--- Start TASK MATERIAL ---
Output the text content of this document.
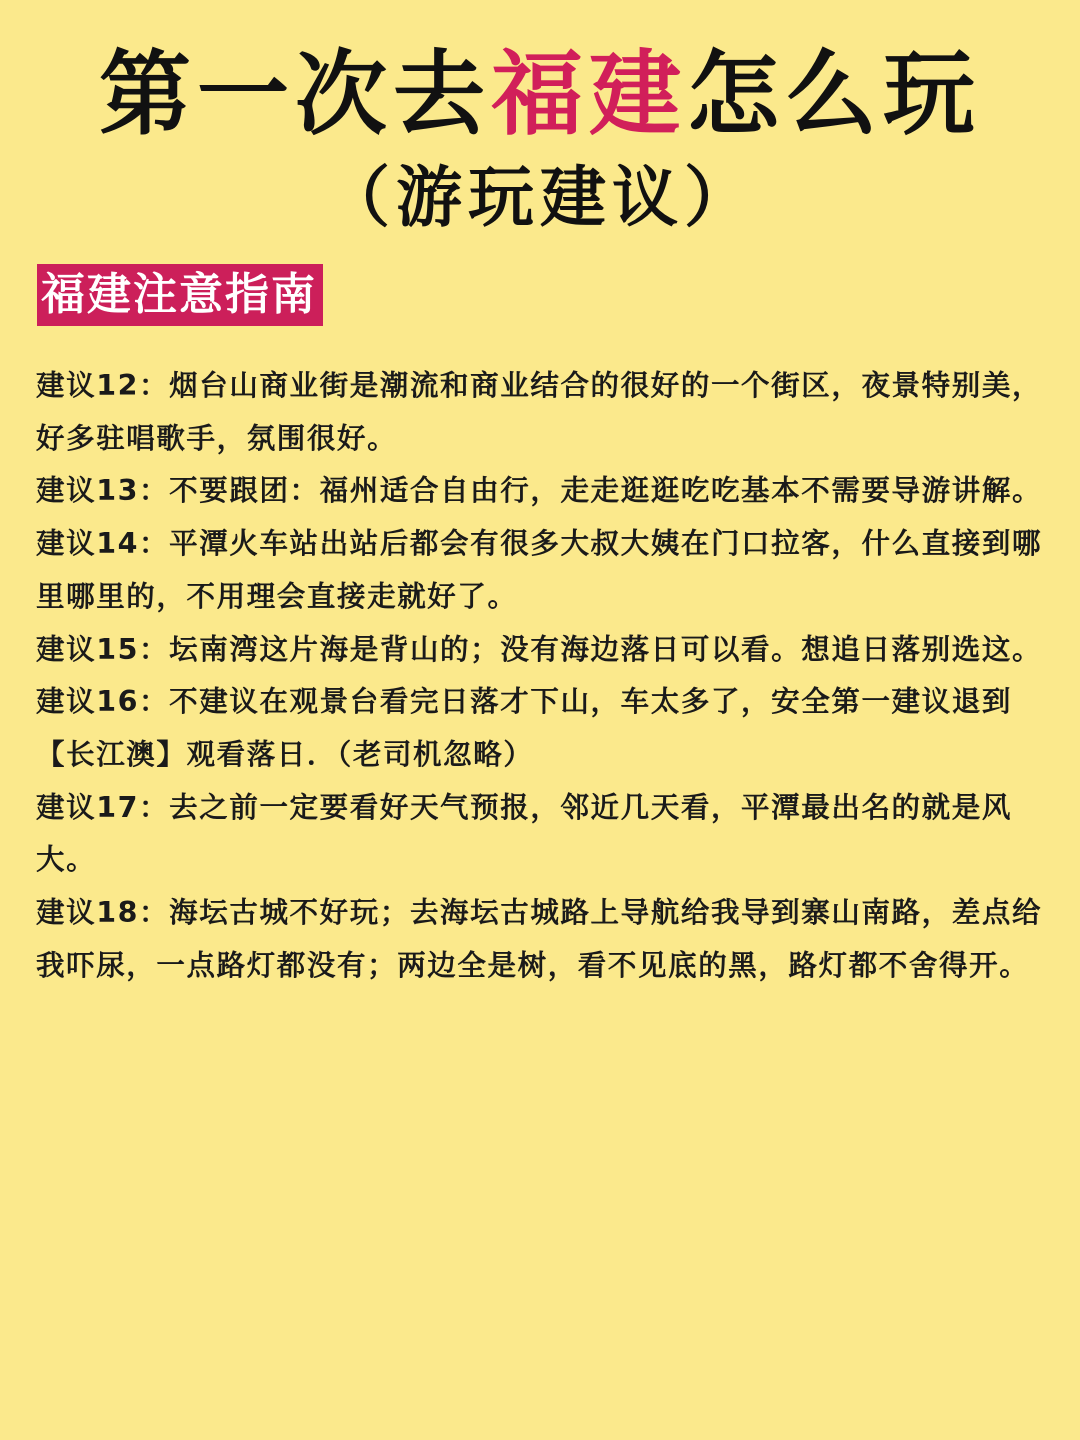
第一次去福建怎么玩
（游玩建议）
福建注意指南
建议12：烟台山商业街是潮流和商业结合的很好的一个街区，夜景特别美，好多驻唱歌手，氛围很好。
建议13：不要跟团：福州适合自由行，走走逛逛吃吃基本不需要导游讲解。
建议14：平潭火车站出站后都会有很多大叔大姨在门口拉客，什么直接到哪里哪里的，不用理会直接走就好了。
建议15：坛南湾这片海是背山的；没有海边落日可以看。想追日落别选这。
建议16：不建议在观景台看完日落才下山，车太多了，安全第一建议退到【长江澳】观看落日．（老司机忽略）
建议17：去之前一定要看好天气预报，邻近几天看，平潭最出名的就是风大。
建议18：海坛古城不好玩；去海坛古城路上导航给我导到寨山南路，差点给我吓尿，一点路灯都没有；两边全是树，看不见底的黑，路灯都不舍得开。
--- End TASK MATERIAL ---
WHAT THE TASK REQUIRES:
Copy the data word for word. Pictures do not go in the copy.

ANSWER TO THIS TASK:
Output the text content of this document.
第一次去福建怎么玩
（游玩建议）
福建注意指南
建议12：烟台山商业街是潮流和商业结合的很好的一个街区，夜景特别美，好多驻唱歌手，氛围很好。
建议13：不要跟团：福州适合自由行，走走逛逛吃吃基本不需要导游讲解。
建议14：平潭火车站出站后都会有很多大叔大姨在门口拉客，什么直接到哪里哪里的，不用理会直接走就好了。
建议15：坛南湾这片海是背山的；没有海边落日可以看。想追日落别选这。
建议16：不建议在观景台看完日落才下山，车太多了，安全第一建议退到【长江澳】观看落日．（老司机忽略）
建议17：去之前一定要看好天气预报，邻近几天看，平潭最出名的就是风大。
建议18：海坛古城不好玩；去海坛古城路上导航给我导到寨山南路，差点给我吓尿，一点路灯都没有；两边全是树，看不见底的黑，路灯都不舍得开。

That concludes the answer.